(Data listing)

------------------------------------------------------------------------

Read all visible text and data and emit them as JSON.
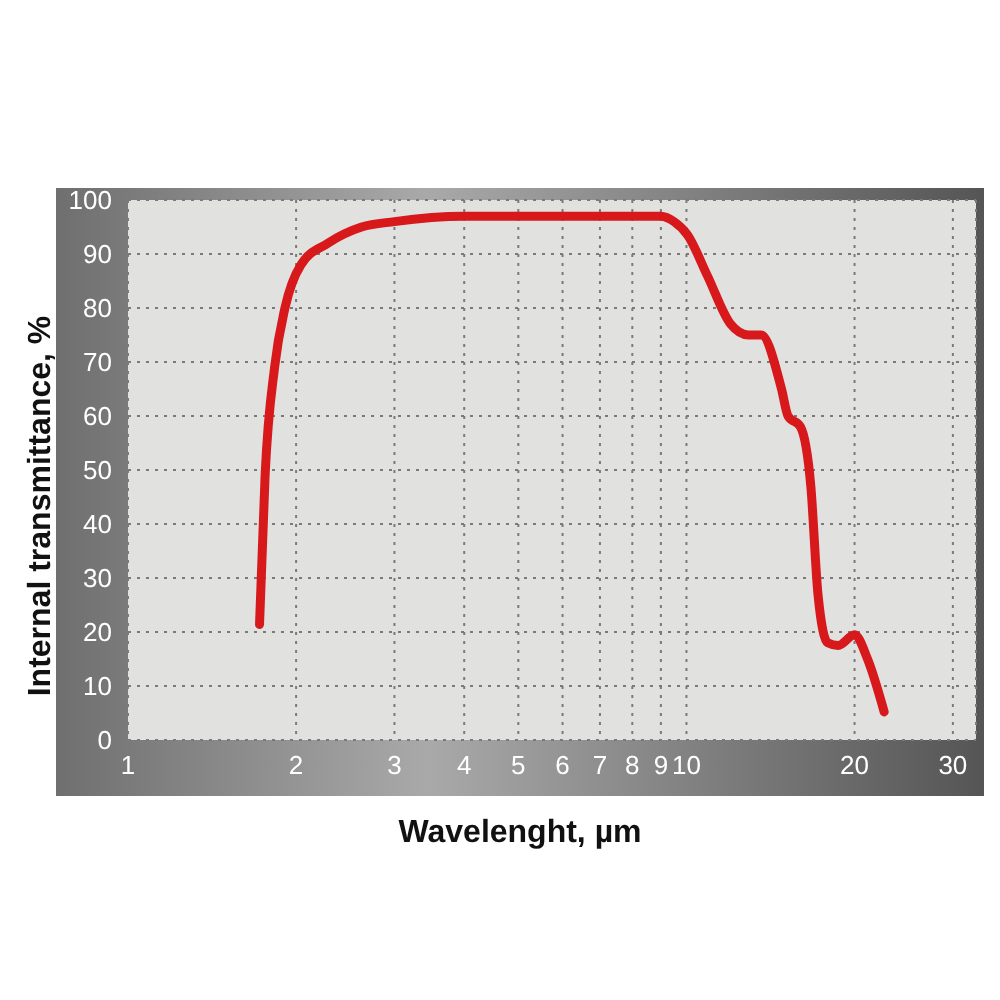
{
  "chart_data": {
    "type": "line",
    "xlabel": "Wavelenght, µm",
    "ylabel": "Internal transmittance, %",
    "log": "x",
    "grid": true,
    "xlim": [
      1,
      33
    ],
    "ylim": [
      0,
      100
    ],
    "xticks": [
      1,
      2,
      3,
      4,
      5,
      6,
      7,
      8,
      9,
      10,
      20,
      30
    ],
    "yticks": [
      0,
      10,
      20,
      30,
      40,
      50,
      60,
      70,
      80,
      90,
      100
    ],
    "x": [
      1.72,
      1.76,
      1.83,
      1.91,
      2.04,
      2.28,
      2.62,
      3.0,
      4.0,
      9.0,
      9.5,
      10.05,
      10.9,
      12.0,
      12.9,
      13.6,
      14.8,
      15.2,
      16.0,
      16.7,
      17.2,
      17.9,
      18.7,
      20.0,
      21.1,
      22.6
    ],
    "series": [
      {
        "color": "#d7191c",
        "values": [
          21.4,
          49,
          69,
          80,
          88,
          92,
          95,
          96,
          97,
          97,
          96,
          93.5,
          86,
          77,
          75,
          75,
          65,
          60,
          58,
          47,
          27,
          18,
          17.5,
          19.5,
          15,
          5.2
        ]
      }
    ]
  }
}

------------------------------------------------------------------------

Problem details:
Reproduce all the records verbatim, excluding images.

Written solution:
Read all visible text and data and emit them as JSON.
{
  "chart_data": {
    "type": "line",
    "xlabel": "Wavelenght, µm",
    "ylabel": "Internal transmittance, %",
    "log": "x",
    "grid": true,
    "xlim": [
      1,
      33
    ],
    "ylim": [
      0,
      100
    ],
    "xticks": [
      1,
      2,
      3,
      4,
      5,
      6,
      7,
      8,
      9,
      10,
      20,
      30
    ],
    "yticks": [
      0,
      10,
      20,
      30,
      40,
      50,
      60,
      70,
      80,
      90,
      100
    ],
    "x": [
      1.72,
      1.76,
      1.83,
      1.91,
      2.04,
      2.28,
      2.62,
      3.0,
      4.0,
      9.0,
      9.5,
      10.05,
      10.9,
      12.0,
      12.9,
      13.6,
      14.8,
      15.2,
      16.0,
      16.7,
      17.2,
      17.9,
      18.7,
      20.0,
      21.1,
      22.6
    ],
    "series": [
      {
        "color": "#d7191c",
        "values": [
          21.4,
          49,
          69,
          80,
          88,
          92,
          95,
          96,
          97,
          97,
          96,
          93.5,
          86,
          77,
          75,
          75,
          65,
          60,
          58,
          47,
          27,
          18,
          17.5,
          19.5,
          15,
          5.2
        ]
      }
    ]
  }
}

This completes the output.